WHAT TO PRODUCE: Which lines hold the word "title"? Copy each of them from the material.

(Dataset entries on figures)

○ ○ ○

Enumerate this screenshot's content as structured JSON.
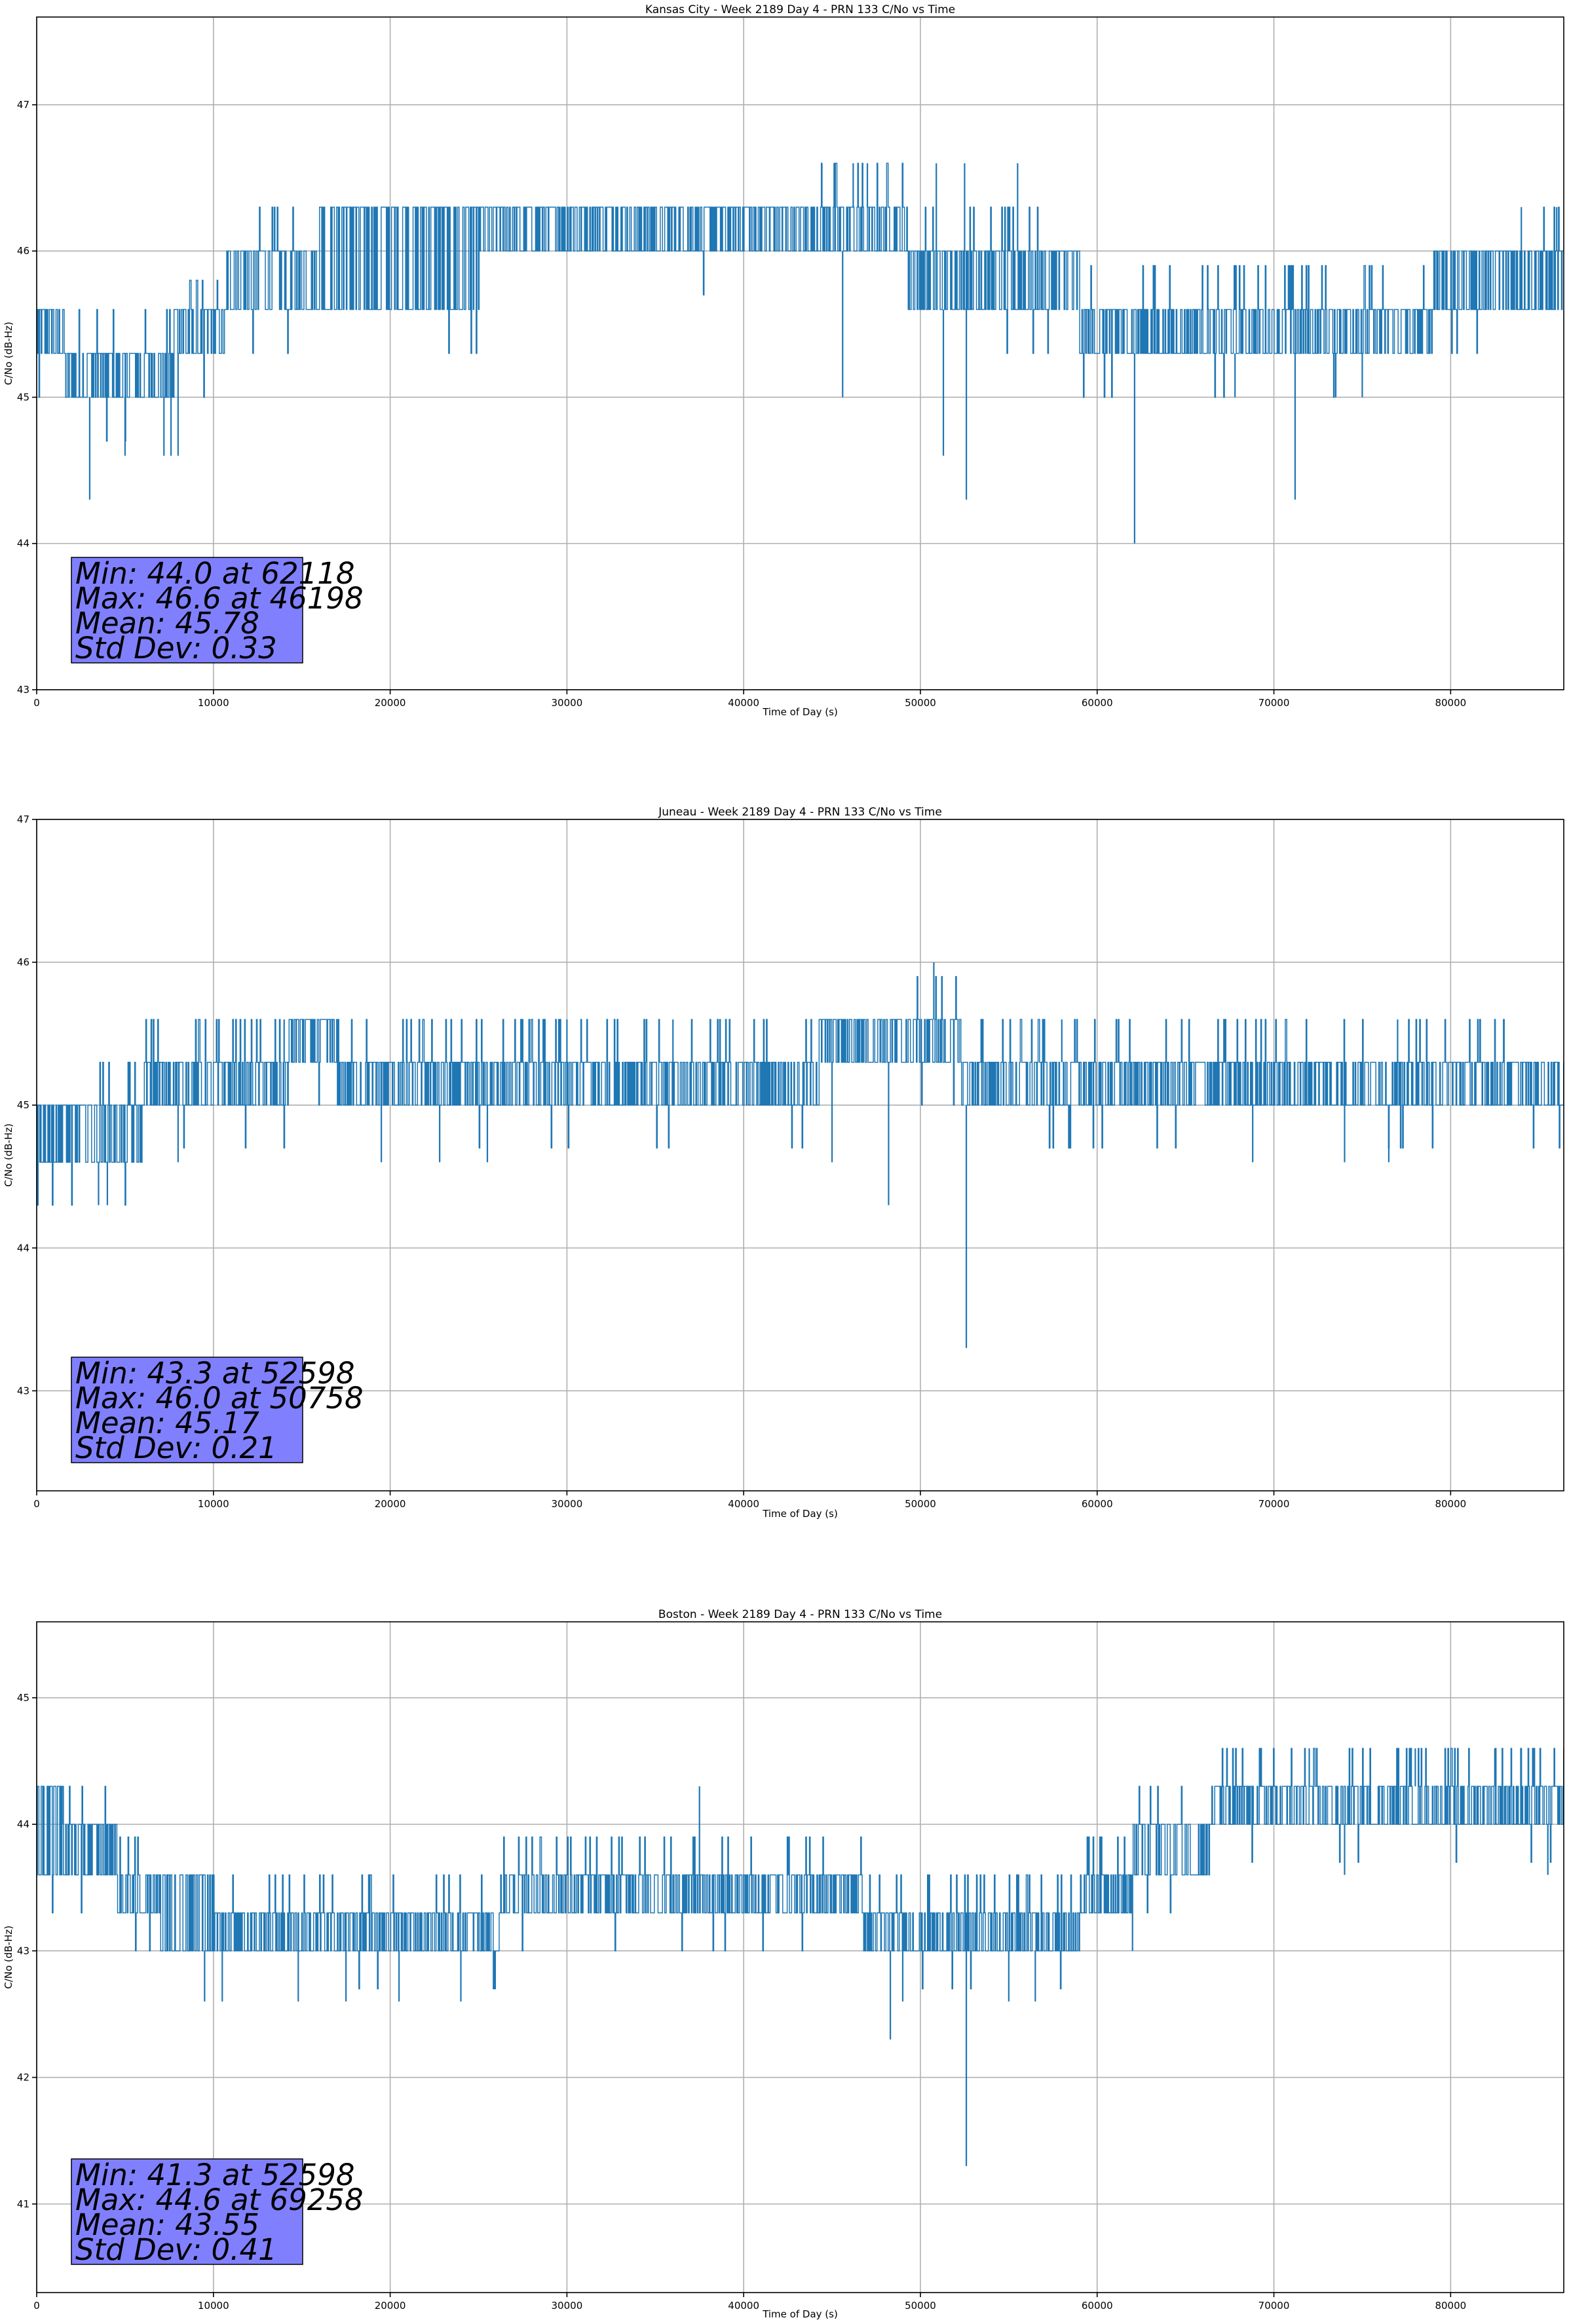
{
  "figure": {
    "series_color": "#1f77b4",
    "stats_box_color": "#8080ff"
  },
  "chart_data": [
    {
      "type": "line",
      "title": "Kansas City - Week 2189 Day 4 - PRN 133 C/No vs Time",
      "xlabel": "Time of Day (s)",
      "ylabel": "C/No (dB-Hz)",
      "xlim": [
        0,
        86400
      ],
      "ylim": [
        43,
        47.6
      ],
      "xticks": [
        0,
        10000,
        20000,
        30000,
        40000,
        50000,
        60000,
        70000,
        80000
      ],
      "yticks": [
        43,
        44,
        45,
        46,
        47
      ],
      "grid": true,
      "quantization": 0.3,
      "stats": [
        "Min: 44.0 at 62118",
        "Max: 46.6 at 46198",
        "Mean: 45.78",
        "Std Dev: 0.33"
      ],
      "envelope": [
        {
          "x": 0,
          "low": 45.3,
          "high": 45.6,
          "upper_spike": 46.0
        },
        {
          "x": 3000,
          "low": 45.0,
          "high": 45.3,
          "upper_spike": 45.6
        },
        {
          "x": 6000,
          "low": 45.0,
          "high": 45.3,
          "upper_spike": 45.6
        },
        {
          "x": 9500,
          "low": 45.3,
          "high": 45.6,
          "upper_spike": 45.8
        },
        {
          "x": 12000,
          "low": 45.6,
          "high": 46.0,
          "upper_spike": 46.3
        },
        {
          "x": 20000,
          "low": 45.6,
          "high": 46.3,
          "upper_spike": 46.3
        },
        {
          "x": 30000,
          "low": 46.0,
          "high": 46.3,
          "upper_spike": 46.3
        },
        {
          "x": 40000,
          "low": 46.0,
          "high": 46.3,
          "upper_spike": 46.3
        },
        {
          "x": 46000,
          "low": 46.0,
          "high": 46.3,
          "upper_spike": 46.6
        },
        {
          "x": 52500,
          "low": 45.6,
          "high": 46.0,
          "upper_spike": 46.3
        },
        {
          "x": 58000,
          "low": 45.6,
          "high": 46.0,
          "upper_spike": 46.3
        },
        {
          "x": 60000,
          "low": 45.3,
          "high": 45.6,
          "upper_spike": 46.0
        },
        {
          "x": 70000,
          "low": 45.3,
          "high": 45.6,
          "upper_spike": 46.0
        },
        {
          "x": 78000,
          "low": 45.3,
          "high": 45.6,
          "upper_spike": 46.0
        },
        {
          "x": 80000,
          "low": 45.6,
          "high": 46.0,
          "upper_spike": 46.0
        },
        {
          "x": 86400,
          "low": 45.6,
          "high": 46.0,
          "upper_spike": 46.3
        }
      ],
      "dips": [
        {
          "x": 3000,
          "y": 44.3
        },
        {
          "x": 5000,
          "y": 44.6
        },
        {
          "x": 7200,
          "y": 44.6
        },
        {
          "x": 7600,
          "y": 44.6
        },
        {
          "x": 8000,
          "y": 44.6
        },
        {
          "x": 45600,
          "y": 45.0
        },
        {
          "x": 51300,
          "y": 44.6
        },
        {
          "x": 52600,
          "y": 44.3
        },
        {
          "x": 62118,
          "y": 44.0
        },
        {
          "x": 67800,
          "y": 45.0
        },
        {
          "x": 71200,
          "y": 44.3
        },
        {
          "x": 73500,
          "y": 45.0
        },
        {
          "x": 75000,
          "y": 45.0
        }
      ],
      "peaks": [
        {
          "x": 46198,
          "y": 46.6
        },
        {
          "x": 47000,
          "y": 46.6
        },
        {
          "x": 50900,
          "y": 46.6
        },
        {
          "x": 52500,
          "y": 46.6
        },
        {
          "x": 55500,
          "y": 46.6
        },
        {
          "x": 84000,
          "y": 46.3
        },
        {
          "x": 86000,
          "y": 46.3
        }
      ]
    },
    {
      "type": "line",
      "title": "Juneau - Week 2189 Day 4 - PRN 133 C/No vs Time",
      "xlabel": "Time of Day (s)",
      "ylabel": "C/No (dB-Hz)",
      "xlim": [
        0,
        86400
      ],
      "ylim": [
        42.3,
        47
      ],
      "xticks": [
        0,
        10000,
        20000,
        30000,
        40000,
        50000,
        60000,
        70000,
        80000
      ],
      "yticks": [
        43,
        44,
        45,
        46,
        47
      ],
      "grid": true,
      "quantization": 0.3,
      "stats": [
        "Min: 43.3 at 52598",
        "Max: 46.0 at 50758",
        "Mean: 45.17",
        "Std Dev: 0.21"
      ],
      "envelope": [
        {
          "x": 0,
          "low": 44.6,
          "high": 45.0,
          "upper_spike": 45.3
        },
        {
          "x": 2000,
          "low": 44.6,
          "high": 45.0,
          "upper_spike": 45.0
        },
        {
          "x": 5000,
          "low": 44.6,
          "high": 45.0,
          "upper_spike": 45.3
        },
        {
          "x": 7000,
          "low": 45.0,
          "high": 45.3,
          "upper_spike": 45.6
        },
        {
          "x": 12000,
          "low": 45.0,
          "high": 45.3,
          "upper_spike": 45.6
        },
        {
          "x": 16500,
          "low": 45.3,
          "high": 45.6,
          "upper_spike": 45.6
        },
        {
          "x": 17200,
          "low": 45.0,
          "high": 45.3,
          "upper_spike": 45.6
        },
        {
          "x": 30000,
          "low": 45.0,
          "high": 45.3,
          "upper_spike": 45.6
        },
        {
          "x": 40000,
          "low": 45.0,
          "high": 45.3,
          "upper_spike": 45.6
        },
        {
          "x": 48500,
          "low": 45.3,
          "high": 45.6,
          "upper_spike": 45.6
        },
        {
          "x": 50500,
          "low": 45.3,
          "high": 45.6,
          "upper_spike": 46.0
        },
        {
          "x": 54000,
          "low": 45.0,
          "high": 45.3,
          "upper_spike": 45.6
        },
        {
          "x": 60000,
          "low": 45.0,
          "high": 45.3,
          "upper_spike": 45.6
        },
        {
          "x": 70000,
          "low": 45.0,
          "high": 45.3,
          "upper_spike": 45.6
        },
        {
          "x": 80000,
          "low": 45.0,
          "high": 45.3,
          "upper_spike": 45.6
        },
        {
          "x": 86400,
          "low": 45.0,
          "high": 45.3,
          "upper_spike": 45.3
        }
      ],
      "dips": [
        {
          "x": 2000,
          "y": 44.3
        },
        {
          "x": 3500,
          "y": 44.3
        },
        {
          "x": 4000,
          "y": 44.3
        },
        {
          "x": 8000,
          "y": 44.6
        },
        {
          "x": 19500,
          "y": 44.6
        },
        {
          "x": 22800,
          "y": 44.6
        },
        {
          "x": 25500,
          "y": 44.6
        },
        {
          "x": 45000,
          "y": 44.6
        },
        {
          "x": 48200,
          "y": 44.3
        },
        {
          "x": 52598,
          "y": 43.3
        },
        {
          "x": 68800,
          "y": 44.6
        },
        {
          "x": 74000,
          "y": 44.6
        },
        {
          "x": 76500,
          "y": 44.6
        }
      ],
      "peaks": [
        {
          "x": 50758,
          "y": 46.0
        },
        {
          "x": 9000,
          "y": 45.6
        },
        {
          "x": 14000,
          "y": 45.6
        },
        {
          "x": 30000,
          "y": 45.6
        },
        {
          "x": 36000,
          "y": 45.6
        },
        {
          "x": 58000,
          "y": 45.6
        },
        {
          "x": 77000,
          "y": 45.6
        },
        {
          "x": 83000,
          "y": 45.6
        }
      ]
    },
    {
      "type": "line",
      "title": "Boston - Week 2189 Day 4 - PRN 133 C/No vs Time",
      "xlabel": "Time of Day (s)",
      "ylabel": "C/No (dB-Hz)",
      "xlim": [
        0,
        86400
      ],
      "ylim": [
        40.3,
        45.6
      ],
      "xticks": [
        0,
        10000,
        20000,
        30000,
        40000,
        50000,
        60000,
        70000,
        80000
      ],
      "yticks": [
        41,
        42,
        43,
        44,
        45
      ],
      "grid": true,
      "quantization": 0.3,
      "stats": [
        "Min: 41.3 at 52598",
        "Max: 44.6 at 69258",
        "Mean: 43.55",
        "Std Dev: 0.41"
      ],
      "envelope": [
        {
          "x": 0,
          "low": 43.6,
          "high": 44.3,
          "upper_spike": 44.3
        },
        {
          "x": 3000,
          "low": 43.6,
          "high": 44.0,
          "upper_spike": 44.3
        },
        {
          "x": 6000,
          "low": 43.3,
          "high": 43.6,
          "upper_spike": 44.0
        },
        {
          "x": 8000,
          "low": 43.0,
          "high": 43.6,
          "upper_spike": 43.6
        },
        {
          "x": 12000,
          "low": 43.0,
          "high": 43.3,
          "upper_spike": 43.6
        },
        {
          "x": 20000,
          "low": 43.0,
          "high": 43.3,
          "upper_spike": 43.6
        },
        {
          "x": 25500,
          "low": 43.0,
          "high": 43.3,
          "upper_spike": 43.6
        },
        {
          "x": 27000,
          "low": 43.3,
          "high": 43.6,
          "upper_spike": 44.0
        },
        {
          "x": 37000,
          "low": 43.3,
          "high": 43.6,
          "upper_spike": 44.3
        },
        {
          "x": 46000,
          "low": 43.3,
          "high": 43.6,
          "upper_spike": 44.0
        },
        {
          "x": 47500,
          "low": 43.0,
          "high": 43.3,
          "upper_spike": 43.6
        },
        {
          "x": 58000,
          "low": 43.0,
          "high": 43.3,
          "upper_spike": 43.6
        },
        {
          "x": 60000,
          "low": 43.3,
          "high": 43.6,
          "upper_spike": 44.0
        },
        {
          "x": 64000,
          "low": 43.6,
          "high": 44.0,
          "upper_spike": 44.3
        },
        {
          "x": 68800,
          "low": 44.0,
          "high": 44.3,
          "upper_spike": 44.6
        },
        {
          "x": 80000,
          "low": 44.0,
          "high": 44.3,
          "upper_spike": 44.6
        },
        {
          "x": 86400,
          "low": 44.0,
          "high": 44.3,
          "upper_spike": 44.6
        }
      ],
      "dips": [
        {
          "x": 9500,
          "y": 42.6
        },
        {
          "x": 10500,
          "y": 42.6
        },
        {
          "x": 14800,
          "y": 42.6
        },
        {
          "x": 17500,
          "y": 42.6
        },
        {
          "x": 20500,
          "y": 42.6
        },
        {
          "x": 24000,
          "y": 42.6
        },
        {
          "x": 48300,
          "y": 42.3
        },
        {
          "x": 49000,
          "y": 42.6
        },
        {
          "x": 52598,
          "y": 41.3
        },
        {
          "x": 55000,
          "y": 42.6
        },
        {
          "x": 56500,
          "y": 42.6
        },
        {
          "x": 62000,
          "y": 43.0
        },
        {
          "x": 74000,
          "y": 43.6
        },
        {
          "x": 85500,
          "y": 43.6
        }
      ],
      "peaks": [
        {
          "x": 69258,
          "y": 44.6
        },
        {
          "x": 71000,
          "y": 44.6
        },
        {
          "x": 72000,
          "y": 44.6
        },
        {
          "x": 78000,
          "y": 44.6
        },
        {
          "x": 82500,
          "y": 44.6
        },
        {
          "x": 84000,
          "y": 44.6
        },
        {
          "x": 37500,
          "y": 44.3
        },
        {
          "x": 1500,
          "y": 44.3
        }
      ]
    }
  ]
}
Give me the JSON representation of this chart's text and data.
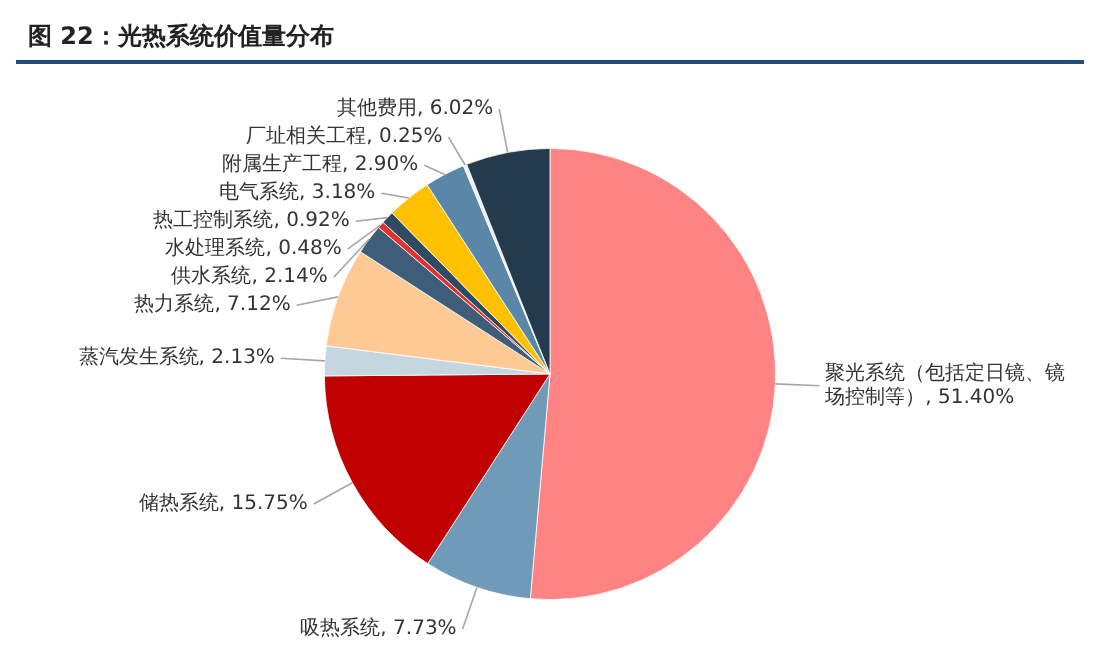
{
  "chart_data": {
    "type": "pie",
    "title": "图 22：光热系统价值量分布",
    "categories": [
      "聚光系统（包括定日镜、镜场控制等）",
      "吸热系统",
      "储热系统",
      "蒸汽发生系统",
      "热力系统",
      "供水系统",
      "水处理系统",
      "热工控制系统",
      "电气系统",
      "附属生产工程",
      "厂址相关工程",
      "其他费用"
    ],
    "values": [
      51.4,
      7.73,
      15.75,
      2.13,
      7.12,
      2.14,
      0.48,
      0.92,
      3.18,
      2.9,
      0.25,
      6.02
    ],
    "value_labels": [
      "51.40%",
      "7.73%",
      "15.75%",
      "2.13%",
      "7.12%",
      "2.14%",
      "0.48%",
      "0.92%",
      "3.18%",
      "2.90%",
      "0.25%",
      "6.02%"
    ],
    "colors": [
      "#ff8383",
      "#6f9ab8",
      "#c00000",
      "#c5d6e0",
      "#ffc996",
      "#3e5d78",
      "#e0312f",
      "#2f4a63",
      "#ffc000",
      "#5a87a8",
      "#e8eef2",
      "#243b4e"
    ],
    "legend": false
  }
}
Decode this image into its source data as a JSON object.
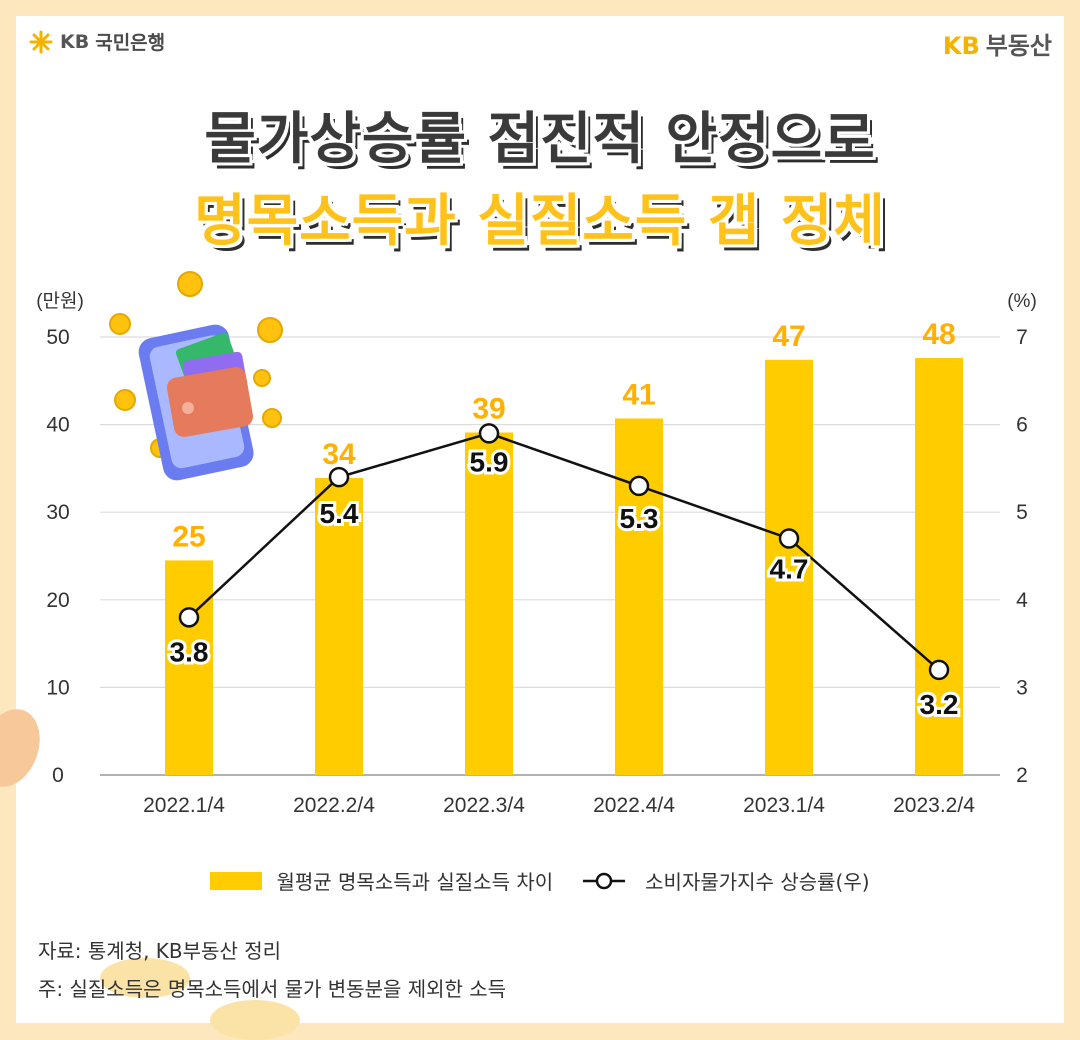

○ ○ ○

EXERCISE RESULT:
      "title": "Kansas City - Week 2189 Day 4 - PRN 133 C/No vs Time",
      "title": "Juneau - Week 2189 Day 4 - PRN 133 C/No vs Time",
      "title": "Boston - Week 2189 Day 4 - PRN 133 C/No vs Time",
    "title": "图 22：光热系统价值量分布",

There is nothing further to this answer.